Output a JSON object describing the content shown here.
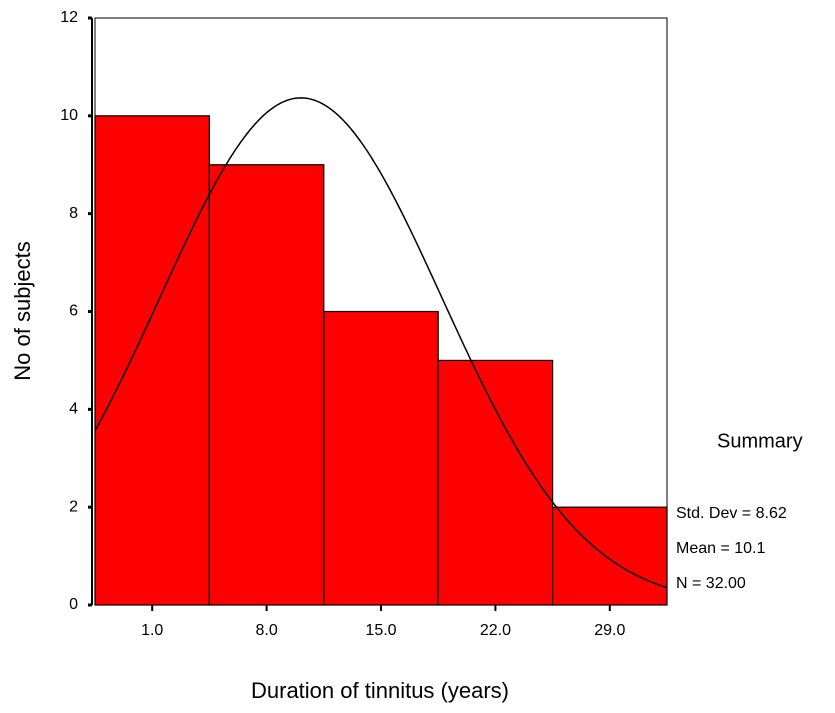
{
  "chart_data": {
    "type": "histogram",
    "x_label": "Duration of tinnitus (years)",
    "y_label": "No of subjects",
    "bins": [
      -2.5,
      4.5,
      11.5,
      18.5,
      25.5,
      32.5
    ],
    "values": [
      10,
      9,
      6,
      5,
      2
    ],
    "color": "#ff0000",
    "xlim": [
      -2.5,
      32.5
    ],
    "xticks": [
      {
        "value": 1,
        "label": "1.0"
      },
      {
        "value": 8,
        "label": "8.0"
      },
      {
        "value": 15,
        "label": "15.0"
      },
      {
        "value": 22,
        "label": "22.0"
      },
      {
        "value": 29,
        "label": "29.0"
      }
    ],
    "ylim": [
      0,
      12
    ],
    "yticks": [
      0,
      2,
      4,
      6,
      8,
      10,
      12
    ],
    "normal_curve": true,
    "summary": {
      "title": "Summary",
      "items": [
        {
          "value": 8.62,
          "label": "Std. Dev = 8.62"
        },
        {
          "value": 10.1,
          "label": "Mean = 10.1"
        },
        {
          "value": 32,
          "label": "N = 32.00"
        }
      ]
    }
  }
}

_____

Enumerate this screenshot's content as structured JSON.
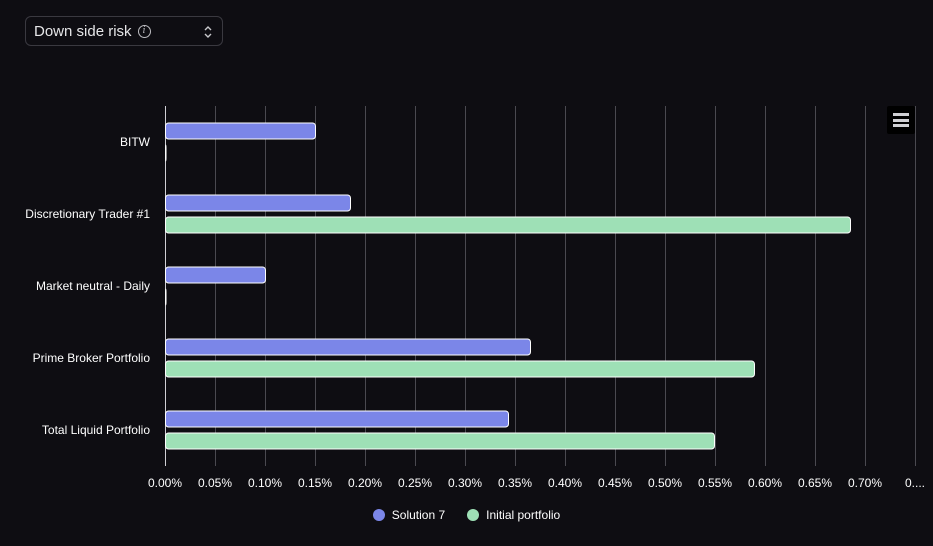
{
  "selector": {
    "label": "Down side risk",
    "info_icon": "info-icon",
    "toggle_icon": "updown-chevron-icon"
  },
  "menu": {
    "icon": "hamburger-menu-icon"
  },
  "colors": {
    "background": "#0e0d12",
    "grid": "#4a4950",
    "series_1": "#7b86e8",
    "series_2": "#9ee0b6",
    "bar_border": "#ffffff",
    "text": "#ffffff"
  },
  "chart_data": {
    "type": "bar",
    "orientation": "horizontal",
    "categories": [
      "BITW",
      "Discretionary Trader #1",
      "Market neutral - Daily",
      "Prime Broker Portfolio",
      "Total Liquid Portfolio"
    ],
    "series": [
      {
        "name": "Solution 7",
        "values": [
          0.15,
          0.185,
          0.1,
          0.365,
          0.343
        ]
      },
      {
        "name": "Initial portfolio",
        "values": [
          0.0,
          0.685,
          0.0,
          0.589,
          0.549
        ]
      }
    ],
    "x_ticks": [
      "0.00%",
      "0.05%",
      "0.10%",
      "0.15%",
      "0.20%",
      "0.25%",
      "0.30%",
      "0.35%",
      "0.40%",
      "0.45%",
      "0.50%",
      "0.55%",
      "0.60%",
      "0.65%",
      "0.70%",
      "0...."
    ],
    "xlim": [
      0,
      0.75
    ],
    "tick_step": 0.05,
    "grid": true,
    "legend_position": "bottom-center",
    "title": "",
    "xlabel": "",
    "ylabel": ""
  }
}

_____

Do this.
Each line containing the word "content" counts once; report the total alone.

Task response.
2